▶ [DIRECTIVE]: Reproduce every entry in the listing without alteration.
─── MATERIAL FOR THE TASK ───
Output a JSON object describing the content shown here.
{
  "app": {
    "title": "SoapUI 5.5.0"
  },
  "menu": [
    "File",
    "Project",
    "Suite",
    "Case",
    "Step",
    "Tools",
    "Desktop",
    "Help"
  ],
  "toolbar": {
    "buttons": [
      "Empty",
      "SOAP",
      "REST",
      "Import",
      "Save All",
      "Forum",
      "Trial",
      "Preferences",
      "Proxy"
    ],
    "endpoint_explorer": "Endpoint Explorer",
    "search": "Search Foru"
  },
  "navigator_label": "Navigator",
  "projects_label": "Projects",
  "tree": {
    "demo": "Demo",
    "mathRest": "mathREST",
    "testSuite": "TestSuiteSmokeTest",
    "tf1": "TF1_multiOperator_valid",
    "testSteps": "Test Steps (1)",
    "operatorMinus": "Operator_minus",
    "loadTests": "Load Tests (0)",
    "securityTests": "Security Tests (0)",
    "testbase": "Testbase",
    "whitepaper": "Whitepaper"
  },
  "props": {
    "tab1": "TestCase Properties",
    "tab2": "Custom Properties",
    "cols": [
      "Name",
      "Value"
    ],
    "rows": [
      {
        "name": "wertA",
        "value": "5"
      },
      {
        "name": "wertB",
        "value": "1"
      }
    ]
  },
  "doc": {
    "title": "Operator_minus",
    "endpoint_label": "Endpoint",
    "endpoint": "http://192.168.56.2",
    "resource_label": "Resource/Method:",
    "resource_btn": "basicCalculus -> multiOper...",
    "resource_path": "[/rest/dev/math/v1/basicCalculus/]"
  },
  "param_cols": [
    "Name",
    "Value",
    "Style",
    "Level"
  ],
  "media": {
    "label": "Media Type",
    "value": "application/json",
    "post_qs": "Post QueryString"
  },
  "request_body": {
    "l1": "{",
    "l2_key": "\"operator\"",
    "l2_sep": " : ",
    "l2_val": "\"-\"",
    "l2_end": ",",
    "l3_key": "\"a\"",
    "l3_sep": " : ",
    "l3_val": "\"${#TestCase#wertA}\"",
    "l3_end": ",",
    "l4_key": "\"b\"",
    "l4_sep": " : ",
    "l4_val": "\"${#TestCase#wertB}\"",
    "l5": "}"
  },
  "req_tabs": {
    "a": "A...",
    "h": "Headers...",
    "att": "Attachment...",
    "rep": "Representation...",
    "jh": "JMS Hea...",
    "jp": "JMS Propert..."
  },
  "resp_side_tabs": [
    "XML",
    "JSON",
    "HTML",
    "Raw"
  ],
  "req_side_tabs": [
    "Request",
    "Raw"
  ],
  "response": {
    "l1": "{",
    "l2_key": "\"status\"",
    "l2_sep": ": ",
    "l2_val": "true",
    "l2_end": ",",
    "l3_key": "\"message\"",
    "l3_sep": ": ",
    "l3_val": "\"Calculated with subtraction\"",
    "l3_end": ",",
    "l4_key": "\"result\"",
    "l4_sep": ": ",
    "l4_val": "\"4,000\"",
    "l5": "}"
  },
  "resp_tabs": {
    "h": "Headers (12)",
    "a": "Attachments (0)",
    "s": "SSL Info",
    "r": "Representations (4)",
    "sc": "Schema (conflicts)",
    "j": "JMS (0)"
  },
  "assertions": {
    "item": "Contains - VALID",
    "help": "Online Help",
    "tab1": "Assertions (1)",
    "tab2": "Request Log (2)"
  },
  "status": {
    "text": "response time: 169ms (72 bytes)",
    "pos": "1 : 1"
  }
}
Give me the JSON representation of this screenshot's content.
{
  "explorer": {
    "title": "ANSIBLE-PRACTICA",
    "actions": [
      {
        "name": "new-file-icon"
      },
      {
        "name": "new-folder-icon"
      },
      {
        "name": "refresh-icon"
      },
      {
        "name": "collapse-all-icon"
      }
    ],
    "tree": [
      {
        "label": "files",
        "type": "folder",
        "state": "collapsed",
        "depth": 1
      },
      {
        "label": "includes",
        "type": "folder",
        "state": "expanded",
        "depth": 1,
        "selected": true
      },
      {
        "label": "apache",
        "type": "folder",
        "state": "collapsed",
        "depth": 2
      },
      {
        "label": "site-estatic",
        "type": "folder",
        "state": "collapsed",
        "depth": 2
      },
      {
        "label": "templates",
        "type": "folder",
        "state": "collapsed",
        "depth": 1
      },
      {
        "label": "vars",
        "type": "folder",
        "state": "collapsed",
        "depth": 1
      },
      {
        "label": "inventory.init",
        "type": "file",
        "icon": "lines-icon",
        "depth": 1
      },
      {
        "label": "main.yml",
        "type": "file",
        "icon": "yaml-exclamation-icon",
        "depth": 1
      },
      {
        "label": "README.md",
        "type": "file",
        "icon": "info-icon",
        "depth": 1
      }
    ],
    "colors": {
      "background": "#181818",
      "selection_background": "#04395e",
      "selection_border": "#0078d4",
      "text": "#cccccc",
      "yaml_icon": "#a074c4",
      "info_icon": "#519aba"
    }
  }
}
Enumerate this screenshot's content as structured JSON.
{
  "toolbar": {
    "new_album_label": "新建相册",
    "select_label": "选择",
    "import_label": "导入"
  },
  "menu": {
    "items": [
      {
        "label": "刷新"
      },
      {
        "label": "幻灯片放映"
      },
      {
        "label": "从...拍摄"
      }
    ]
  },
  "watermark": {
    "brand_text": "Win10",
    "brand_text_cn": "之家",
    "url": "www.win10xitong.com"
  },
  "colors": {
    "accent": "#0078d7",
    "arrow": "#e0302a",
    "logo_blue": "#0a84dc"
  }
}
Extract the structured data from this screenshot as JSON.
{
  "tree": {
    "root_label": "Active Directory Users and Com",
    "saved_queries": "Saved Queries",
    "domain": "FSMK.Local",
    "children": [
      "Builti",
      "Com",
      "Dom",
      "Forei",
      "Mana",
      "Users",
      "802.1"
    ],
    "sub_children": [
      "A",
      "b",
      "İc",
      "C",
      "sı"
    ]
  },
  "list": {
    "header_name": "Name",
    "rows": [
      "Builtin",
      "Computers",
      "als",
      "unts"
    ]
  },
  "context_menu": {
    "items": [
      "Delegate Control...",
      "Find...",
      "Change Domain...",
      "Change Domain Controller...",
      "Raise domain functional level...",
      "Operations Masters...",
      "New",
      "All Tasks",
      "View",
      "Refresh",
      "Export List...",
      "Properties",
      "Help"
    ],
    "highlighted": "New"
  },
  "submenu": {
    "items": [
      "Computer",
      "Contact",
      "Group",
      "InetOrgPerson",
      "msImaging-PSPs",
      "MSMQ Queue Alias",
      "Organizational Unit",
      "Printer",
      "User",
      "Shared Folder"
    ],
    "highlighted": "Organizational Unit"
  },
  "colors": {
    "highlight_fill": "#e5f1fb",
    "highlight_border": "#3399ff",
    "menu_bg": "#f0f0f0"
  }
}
───
▶ [EXERCISE RESPONSE]:
Output a JSON object describing the content shown here.
{
  "app": {
    "title": "SoapUI 5.5.0"
  },
  "menu": [
    "File",
    "Project",
    "Suite",
    "Case",
    "Step",
    "Tools",
    "Desktop",
    "Help"
  ],
  "toolbar": {
    "buttons": [
      "Empty",
      "SOAP",
      "REST",
      "Import",
      "Save All",
      "Forum",
      "Trial",
      "Preferences",
      "Proxy"
    ],
    "endpoint_explorer": "Endpoint Explorer",
    "search": "Search Foru"
  },
  "navigator_label": "Navigator",
  "projects_label": "Projects",
  "tree": {
    "demo": "Demo",
    "mathRest": "mathREST",
    "testSuite": "TestSuiteSmokeTest",
    "tf1": "TF1_multiOperator_valid",
    "testSteps": "Test Steps (1)",
    "operatorMinus": "Operator_minus",
    "loadTests": "Load Tests (0)",
    "securityTests": "Security Tests (0)",
    "testbase": "Testbase",
    "whitepaper": "Whitepaper"
  },
  "props": {
    "tab1": "TestCase Properties",
    "tab2": "Custom Properties",
    "cols": [
      "Name",
      "Value"
    ],
    "rows": [
      {
        "name": "wertA",
        "value": "5"
      },
      {
        "name": "wertB",
        "value": "1"
      }
    ]
  },
  "doc": {
    "title": "Operator_minus",
    "endpoint_label": "Endpoint",
    "endpoint": "http://192.168.56.2",
    "resource_label": "Resource/Method:",
    "resource_btn": "basicCalculus -> multiOper...",
    "resource_path": "[/rest/dev/math/v1/basicCalculus/]"
  },
  "param_cols": [
    "Name",
    "Value",
    "Style",
    "Level"
  ],
  "media": {
    "label": "Media Type",
    "value": "application/json",
    "post_qs": "Post QueryString"
  },
  "request_body": {
    "l1": "{",
    "l2_key": "\"operator\"",
    "l2_sep": " : ",
    "l2_val": "\"-\"",
    "l2_end": ",",
    "l3_key": "\"a\"",
    "l3_sep": " : ",
    "l3_val": "\"${#TestCase#wertA}\"",
    "l3_end": ",",
    "l4_key": "\"b\"",
    "l4_sep": " : ",
    "l4_val": "\"${#TestCase#wertB}\"",
    "l5": "}"
  },
  "req_tabs": {
    "a": "A...",
    "h": "Headers...",
    "att": "Attachment...",
    "rep": "Representation...",
    "jh": "JMS Hea...",
    "jp": "JMS Propert..."
  },
  "resp_side_tabs": [
    "XML",
    "JSON",
    "HTML",
    "Raw"
  ],
  "req_side_tabs": [
    "Request",
    "Raw"
  ],
  "response": {
    "l1": "{",
    "l2_key": "\"status\"",
    "l2_sep": ": ",
    "l2_val": "true",
    "l2_end": ",",
    "l3_key": "\"message\"",
    "l3_sep": ": ",
    "l3_val": "\"Calculated with subtraction\"",
    "l3_end": ",",
    "l4_key": "\"result\"",
    "l4_sep": ": ",
    "l4_val": "\"4,000\"",
    "l5": "}"
  },
  "resp_tabs": {
    "h": "Headers (12)",
    "a": "Attachments (0)",
    "s": "SSL Info",
    "r": "Representations (4)",
    "sc": "Schema (conflicts)",
    "j": "JMS (0)"
  },
  "assertions": {
    "item": "Contains - VALID",
    "help": "Online Help",
    "tab1": "Assertions (1)",
    "tab2": "Request Log (2)"
  },
  "status": {
    "text": "response time: 169ms (72 bytes)",
    "pos": "1 : 1"
  }
}
Give me the JSON representation of this screenshot's content.
{
  "explorer": {
    "title": "ANSIBLE-PRACTICA",
    "actions": [
      {
        "name": "new-file-icon"
      },
      {
        "name": "new-folder-icon"
      },
      {
        "name": "refresh-icon"
      },
      {
        "name": "collapse-all-icon"
      }
    ],
    "tree": [
      {
        "label": "files",
        "type": "folder",
        "state": "collapsed",
        "depth": 1
      },
      {
        "label": "includes",
        "type": "folder",
        "state": "expanded",
        "depth": 1,
        "selected": true
      },
      {
        "label": "apache",
        "type": "folder",
        "state": "collapsed",
        "depth": 2
      },
      {
        "label": "site-estatic",
        "type": "folder",
        "state": "collapsed",
        "depth": 2
      },
      {
        "label": "templates",
        "type": "folder",
        "state": "collapsed",
        "depth": 1
      },
      {
        "label": "vars",
        "type": "folder",
        "state": "collapsed",
        "depth": 1
      },
      {
        "label": "inventory.init",
        "type": "file",
        "icon": "lines-icon",
        "depth": 1
      },
      {
        "label": "main.yml",
        "type": "file",
        "icon": "yaml-exclamation-icon",
        "depth": 1
      },
      {
        "label": "README.md",
        "type": "file",
        "icon": "info-icon",
        "depth": 1
      }
    ],
    "colors": {
      "background": "#181818",
      "selection_background": "#04395e",
      "selection_border": "#0078d4",
      "text": "#cccccc",
      "yaml_icon": "#a074c4",
      "info_icon": "#519aba"
    }
  }
}
Enumerate this screenshot's content as structured JSON.
{
  "toolbar": {
    "new_album_label": "新建相册",
    "select_label": "选择",
    "import_label": "导入"
  },
  "menu": {
    "items": [
      {
        "label": "刷新"
      },
      {
        "label": "幻灯片放映"
      },
      {
        "label": "从...拍摄"
      }
    ]
  },
  "watermark": {
    "brand_text": "Win10",
    "brand_text_cn": "之家",
    "url": "www.win10xitong.com"
  },
  "colors": {
    "accent": "#0078d7",
    "arrow": "#e0302a",
    "logo_blue": "#0a84dc"
  }
}
Extract the structured data from this screenshot as JSON.
{
  "tree": {
    "root_label": "Active Directory Users and Com",
    "saved_queries": "Saved Queries",
    "domain": "FSMK.Local",
    "children": [
      "Builti",
      "Com",
      "Dom",
      "Forei",
      "Mana",
      "Users",
      "802.1"
    ],
    "sub_children": [
      "A",
      "b",
      "İc",
      "C",
      "sı"
    ]
  },
  "list": {
    "header_name": "Name",
    "rows": [
      "Builtin",
      "Computers",
      "als",
      "unts"
    ]
  },
  "context_menu": {
    "items": [
      "Delegate Control...",
      "Find...",
      "Change Domain...",
      "Change Domain Controller...",
      "Raise domain functional level...",
      "Operations Masters...",
      "New",
      "All Tasks",
      "View",
      "Refresh",
      "Export List...",
      "Properties",
      "Help"
    ],
    "highlighted": "New"
  },
  "submenu": {
    "items": [
      "Computer",
      "Contact",
      "Group",
      "InetOrgPerson",
      "msImaging-PSPs",
      "MSMQ Queue Alias",
      "Organizational Unit",
      "Printer",
      "User",
      "Shared Folder"
    ],
    "highlighted": "Organizational Unit"
  },
  "colors": {
    "highlight_fill": "#e5f1fb",
    "highlight_border": "#3399ff",
    "menu_bg": "#f0f0f0"
  }
}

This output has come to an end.